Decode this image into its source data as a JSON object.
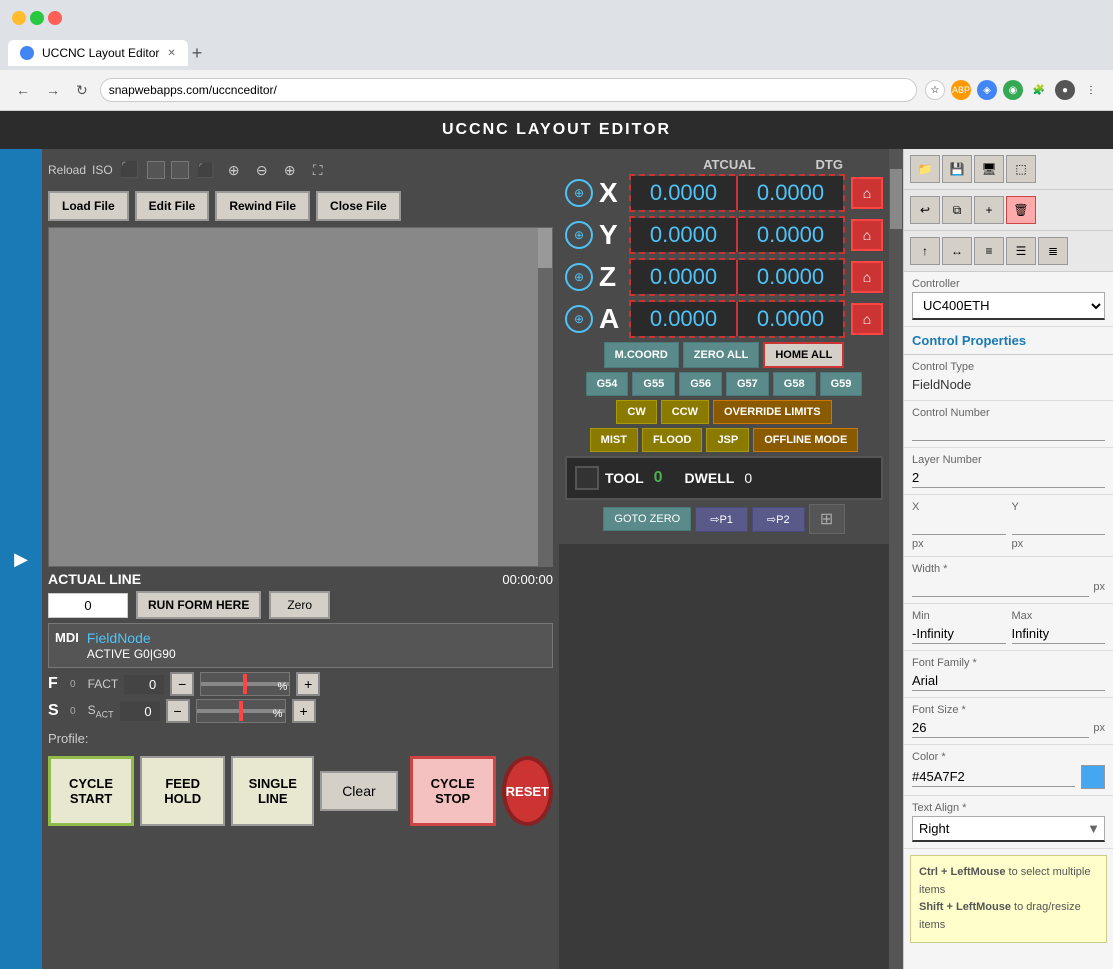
{
  "browser": {
    "tab_title": "UCCNC Layout Editor",
    "url": "snapwebapps.com/uccnceditor/",
    "new_tab_label": "+"
  },
  "app": {
    "title": "UCCNC LAYOUT EDITOR"
  },
  "toolbar": {
    "reload": "Reload",
    "mode": "ISO"
  },
  "file_buttons": {
    "load": "Load File",
    "edit": "Edit File",
    "rewind": "Rewind File",
    "close": "Close File"
  },
  "axis": {
    "atcual_label": "ATCUAL",
    "dtg_label": "DTG",
    "rows": [
      {
        "letter": "X",
        "atcual": "0.0000",
        "dtg": "0.0000"
      },
      {
        "letter": "Y",
        "atcual": "0.0000",
        "dtg": "0.0000"
      },
      {
        "letter": "Z",
        "atcual": "0.0000",
        "dtg": "0.0000"
      },
      {
        "letter": "A",
        "atcual": "0.0000",
        "dtg": "0.0000"
      }
    ]
  },
  "coord_buttons": {
    "mcoord": "M.COORD",
    "zero_all": "ZERO ALL",
    "home_all": "HOME ALL",
    "g54": "G54",
    "g55": "G55",
    "g56": "G56",
    "g57": "G57",
    "g58": "G58",
    "g59": "G59",
    "cw": "CW",
    "ccw": "CCW",
    "override": "OVERRIDE LIMITS",
    "mist": "MIST",
    "flood": "FLOOD",
    "jsp": "JSP",
    "offline": "OFFLINE MODE"
  },
  "nav_buttons": {
    "goto_zero": "GOTO ZERO",
    "p1": "⇨P1",
    "p2": "⇨P2"
  },
  "tool": {
    "tool_label": "TOOL",
    "tool_val": "0",
    "dwell_label": "DWELL",
    "dwell_val": "0"
  },
  "actual_line": {
    "label": "ACTUAL LINE",
    "time": "00:00:00",
    "value": "0",
    "run_btn": "RUN FORM HERE",
    "zero_btn": "Zero"
  },
  "mdi": {
    "label": "MDI",
    "name": "FieldNode",
    "active_label": "ACTIVE",
    "active_val": "G0|G90"
  },
  "f_row": {
    "label": "F",
    "small": "0",
    "fact_label": "FACT",
    "fact_val": "0",
    "percent_label": "%"
  },
  "s_row": {
    "label": "S",
    "small": "0",
    "sact_label": "SACT",
    "sact_val": "0",
    "percent_label": "%"
  },
  "profile": {
    "label": "Profile:"
  },
  "cycle_buttons": {
    "cycle_start": "CYCLE\nSTART",
    "cycle_start_line1": "CYCLE",
    "cycle_start_line2": "START",
    "feed_hold_line1": "FEED",
    "feed_hold_line2": "HOLD",
    "single_line_line1": "SINGLE",
    "single_line_line2": "LINE",
    "clear": "Clear",
    "cycle_stop_line1": "CYCLE",
    "cycle_stop_line2": "STOP",
    "reset": "RESET"
  },
  "right_panel": {
    "controller_label": "Controller",
    "controller_value": "UC400ETH",
    "section_title": "Control Properties",
    "control_type_label": "Control Type",
    "control_type_value": "FieldNode",
    "control_number_label": "Control Number",
    "control_number_value": "",
    "layer_label": "Layer Number",
    "layer_value": "2",
    "x_label": "X",
    "x_value": "",
    "x_unit": "px",
    "y_label": "Y",
    "y_value": "",
    "y_unit": "px",
    "width_label": "Width *",
    "width_value": "",
    "width_unit": "px",
    "min_label": "Min",
    "min_value": "-Infinity",
    "max_label": "Max",
    "max_value": "Infinity",
    "font_family_label": "Font Family *",
    "font_family_value": "Arial",
    "font_size_label": "Font Size *",
    "font_size_value": "26",
    "font_size_unit": "px",
    "color_label": "Color *",
    "color_value": "#45A7F2",
    "text_align_label": "Text Align *",
    "text_align_value": "Right",
    "hint_title": "Ctrl + LeftMouse",
    "hint_text1": "to select multiple items",
    "hint_text2": "Shift + LeftMouse",
    "hint_text3": "to drag/resize items"
  }
}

________________________

— INSTRUCTION —
The records above need to be restated word for word, with the pictures left out.

— OUTPUT —
Decode this image into its source data as a JSON object.
{
  "browser": {
    "tab_title": "UCCNC Layout Editor",
    "url": "snapwebapps.com/uccnceditor/",
    "new_tab_label": "+"
  },
  "app": {
    "title": "UCCNC LAYOUT EDITOR"
  },
  "toolbar": {
    "reload": "Reload",
    "mode": "ISO"
  },
  "file_buttons": {
    "load": "Load File",
    "edit": "Edit File",
    "rewind": "Rewind File",
    "close": "Close File"
  },
  "axis": {
    "atcual_label": "ATCUAL",
    "dtg_label": "DTG",
    "rows": [
      {
        "letter": "X",
        "atcual": "0.0000",
        "dtg": "0.0000"
      },
      {
        "letter": "Y",
        "atcual": "0.0000",
        "dtg": "0.0000"
      },
      {
        "letter": "Z",
        "atcual": "0.0000",
        "dtg": "0.0000"
      },
      {
        "letter": "A",
        "atcual": "0.0000",
        "dtg": "0.0000"
      }
    ]
  },
  "coord_buttons": {
    "mcoord": "M.COORD",
    "zero_all": "ZERO ALL",
    "home_all": "HOME ALL",
    "g54": "G54",
    "g55": "G55",
    "g56": "G56",
    "g57": "G57",
    "g58": "G58",
    "g59": "G59",
    "cw": "CW",
    "ccw": "CCW",
    "override": "OVERRIDE LIMITS",
    "mist": "MIST",
    "flood": "FLOOD",
    "jsp": "JSP",
    "offline": "OFFLINE MODE"
  },
  "nav_buttons": {
    "goto_zero": "GOTO ZERO",
    "p1": "⇨P1",
    "p2": "⇨P2"
  },
  "tool": {
    "tool_label": "TOOL",
    "tool_val": "0",
    "dwell_label": "DWELL",
    "dwell_val": "0"
  },
  "actual_line": {
    "label": "ACTUAL LINE",
    "time": "00:00:00",
    "value": "0",
    "run_btn": "RUN FORM HERE",
    "zero_btn": "Zero"
  },
  "mdi": {
    "label": "MDI",
    "name": "FieldNode",
    "active_label": "ACTIVE",
    "active_val": "G0|G90"
  },
  "f_row": {
    "label": "F",
    "small": "0",
    "fact_label": "FACT",
    "fact_val": "0",
    "percent_label": "%"
  },
  "s_row": {
    "label": "S",
    "small": "0",
    "sact_label": "SACT",
    "sact_val": "0",
    "percent_label": "%"
  },
  "profile": {
    "label": "Profile:"
  },
  "cycle_buttons": {
    "cycle_start": "CYCLE\nSTART",
    "cycle_start_line1": "CYCLE",
    "cycle_start_line2": "START",
    "feed_hold_line1": "FEED",
    "feed_hold_line2": "HOLD",
    "single_line_line1": "SINGLE",
    "single_line_line2": "LINE",
    "clear": "Clear",
    "cycle_stop_line1": "CYCLE",
    "cycle_stop_line2": "STOP",
    "reset": "RESET"
  },
  "right_panel": {
    "controller_label": "Controller",
    "controller_value": "UC400ETH",
    "section_title": "Control Properties",
    "control_type_label": "Control Type",
    "control_type_value": "FieldNode",
    "control_number_label": "Control Number",
    "control_number_value": "",
    "layer_label": "Layer Number",
    "layer_value": "2",
    "x_label": "X",
    "x_value": "",
    "x_unit": "px",
    "y_label": "Y",
    "y_value": "",
    "y_unit": "px",
    "width_label": "Width *",
    "width_value": "",
    "width_unit": "px",
    "min_label": "Min",
    "min_value": "-Infinity",
    "max_label": "Max",
    "max_value": "Infinity",
    "font_family_label": "Font Family *",
    "font_family_value": "Arial",
    "font_size_label": "Font Size *",
    "font_size_value": "26",
    "font_size_unit": "px",
    "color_label": "Color *",
    "color_value": "#45A7F2",
    "text_align_label": "Text Align *",
    "text_align_value": "Right",
    "hint_title": "Ctrl + LeftMouse",
    "hint_text1": "to select multiple items",
    "hint_text2": "Shift + LeftMouse",
    "hint_text3": "to drag/resize items"
  }
}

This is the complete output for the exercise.